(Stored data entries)
* START *

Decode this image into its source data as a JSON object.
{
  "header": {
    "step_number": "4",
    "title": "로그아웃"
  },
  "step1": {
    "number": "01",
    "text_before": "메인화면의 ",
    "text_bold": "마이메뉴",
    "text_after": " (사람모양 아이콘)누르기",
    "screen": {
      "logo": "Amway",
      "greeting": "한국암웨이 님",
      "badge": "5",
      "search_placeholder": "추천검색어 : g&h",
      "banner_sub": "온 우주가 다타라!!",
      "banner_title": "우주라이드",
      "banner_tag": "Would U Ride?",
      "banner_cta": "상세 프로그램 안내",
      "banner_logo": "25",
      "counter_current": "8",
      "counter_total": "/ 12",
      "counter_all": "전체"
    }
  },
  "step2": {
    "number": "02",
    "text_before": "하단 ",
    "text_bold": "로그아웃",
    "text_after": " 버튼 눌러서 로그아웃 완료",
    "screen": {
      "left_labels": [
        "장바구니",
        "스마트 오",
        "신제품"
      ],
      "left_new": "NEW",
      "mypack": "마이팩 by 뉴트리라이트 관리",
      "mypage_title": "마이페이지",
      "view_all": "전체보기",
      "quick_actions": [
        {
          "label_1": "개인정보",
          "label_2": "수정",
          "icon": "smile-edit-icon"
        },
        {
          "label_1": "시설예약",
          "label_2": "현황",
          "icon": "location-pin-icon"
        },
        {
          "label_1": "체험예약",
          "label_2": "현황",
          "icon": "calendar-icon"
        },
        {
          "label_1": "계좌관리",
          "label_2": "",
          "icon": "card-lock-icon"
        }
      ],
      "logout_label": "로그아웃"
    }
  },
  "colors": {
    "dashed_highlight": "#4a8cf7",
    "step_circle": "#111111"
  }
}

* END *

▸ **Short task**: Copy every line exactly. Leave nothing out.

▸ **Output for this task**:
Decode this image into its source data as a JSON object.
{
  "header": {
    "step_number": "4",
    "title": "로그아웃"
  },
  "step1": {
    "number": "01",
    "text_before": "메인화면의 ",
    "text_bold": "마이메뉴",
    "text_after": " (사람모양 아이콘)누르기",
    "screen": {
      "logo": "Amway",
      "greeting": "한국암웨이 님",
      "badge": "5",
      "search_placeholder": "추천검색어 : g&h",
      "banner_sub": "온 우주가 다타라!!",
      "banner_title": "우주라이드",
      "banner_tag": "Would U Ride?",
      "banner_cta": "상세 프로그램 안내",
      "banner_logo": "25",
      "counter_current": "8",
      "counter_total": "/ 12",
      "counter_all": "전체"
    }
  },
  "step2": {
    "number": "02",
    "text_before": "하단 ",
    "text_bold": "로그아웃",
    "text_after": " 버튼 눌러서 로그아웃 완료",
    "screen": {
      "left_labels": [
        "장바구니",
        "스마트 오",
        "신제품"
      ],
      "left_new": "NEW",
      "mypack": "마이팩 by 뉴트리라이트 관리",
      "mypage_title": "마이페이지",
      "view_all": "전체보기",
      "quick_actions": [
        {
          "label_1": "개인정보",
          "label_2": "수정",
          "icon": "smile-edit-icon"
        },
        {
          "label_1": "시설예약",
          "label_2": "현황",
          "icon": "location-pin-icon"
        },
        {
          "label_1": "체험예약",
          "label_2": "현황",
          "icon": "calendar-icon"
        },
        {
          "label_1": "계좌관리",
          "label_2": "",
          "icon": "card-lock-icon"
        }
      ],
      "logout_label": "로그아웃"
    }
  },
  "colors": {
    "dashed_highlight": "#4a8cf7",
    "step_circle": "#111111"
  }
}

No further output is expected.